DATA PROVIDED →
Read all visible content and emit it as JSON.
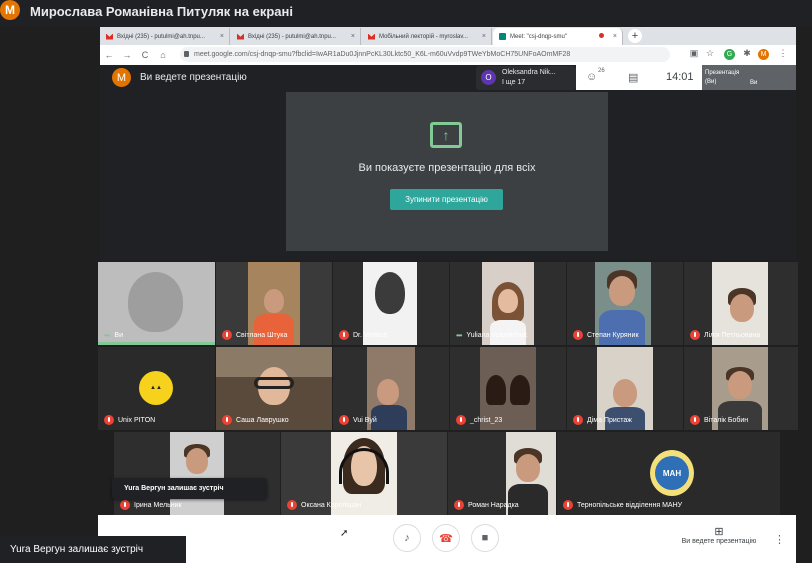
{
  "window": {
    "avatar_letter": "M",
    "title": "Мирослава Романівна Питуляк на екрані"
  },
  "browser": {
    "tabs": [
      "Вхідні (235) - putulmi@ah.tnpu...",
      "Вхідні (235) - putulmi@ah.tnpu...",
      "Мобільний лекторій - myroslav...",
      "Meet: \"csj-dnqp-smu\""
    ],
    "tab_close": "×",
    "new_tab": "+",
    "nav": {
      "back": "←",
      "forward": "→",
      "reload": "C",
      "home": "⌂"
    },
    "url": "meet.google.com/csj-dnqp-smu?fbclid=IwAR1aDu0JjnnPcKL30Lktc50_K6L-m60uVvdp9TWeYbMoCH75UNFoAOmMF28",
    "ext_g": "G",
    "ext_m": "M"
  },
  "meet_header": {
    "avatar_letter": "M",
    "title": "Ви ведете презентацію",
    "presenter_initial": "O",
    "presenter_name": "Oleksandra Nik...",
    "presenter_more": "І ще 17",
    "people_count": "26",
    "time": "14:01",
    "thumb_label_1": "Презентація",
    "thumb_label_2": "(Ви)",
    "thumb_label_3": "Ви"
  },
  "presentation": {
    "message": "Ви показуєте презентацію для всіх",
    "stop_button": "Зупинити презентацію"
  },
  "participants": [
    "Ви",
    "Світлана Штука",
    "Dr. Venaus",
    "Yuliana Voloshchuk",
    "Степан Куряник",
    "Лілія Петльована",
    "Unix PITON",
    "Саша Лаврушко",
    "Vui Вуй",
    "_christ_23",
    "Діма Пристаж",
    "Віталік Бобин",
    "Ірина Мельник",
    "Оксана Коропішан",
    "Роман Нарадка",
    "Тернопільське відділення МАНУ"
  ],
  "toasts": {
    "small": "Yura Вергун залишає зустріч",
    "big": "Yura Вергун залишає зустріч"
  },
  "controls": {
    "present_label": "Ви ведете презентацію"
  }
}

PROBLEM STATEMENT →
Make a copy of each line that contains the string "Yura".

RESPONSE TO THIS EXERCISE →
    "small": "Yura Вергун залишає зустріч",
    "big": "Yura Вергун залишає зустріч"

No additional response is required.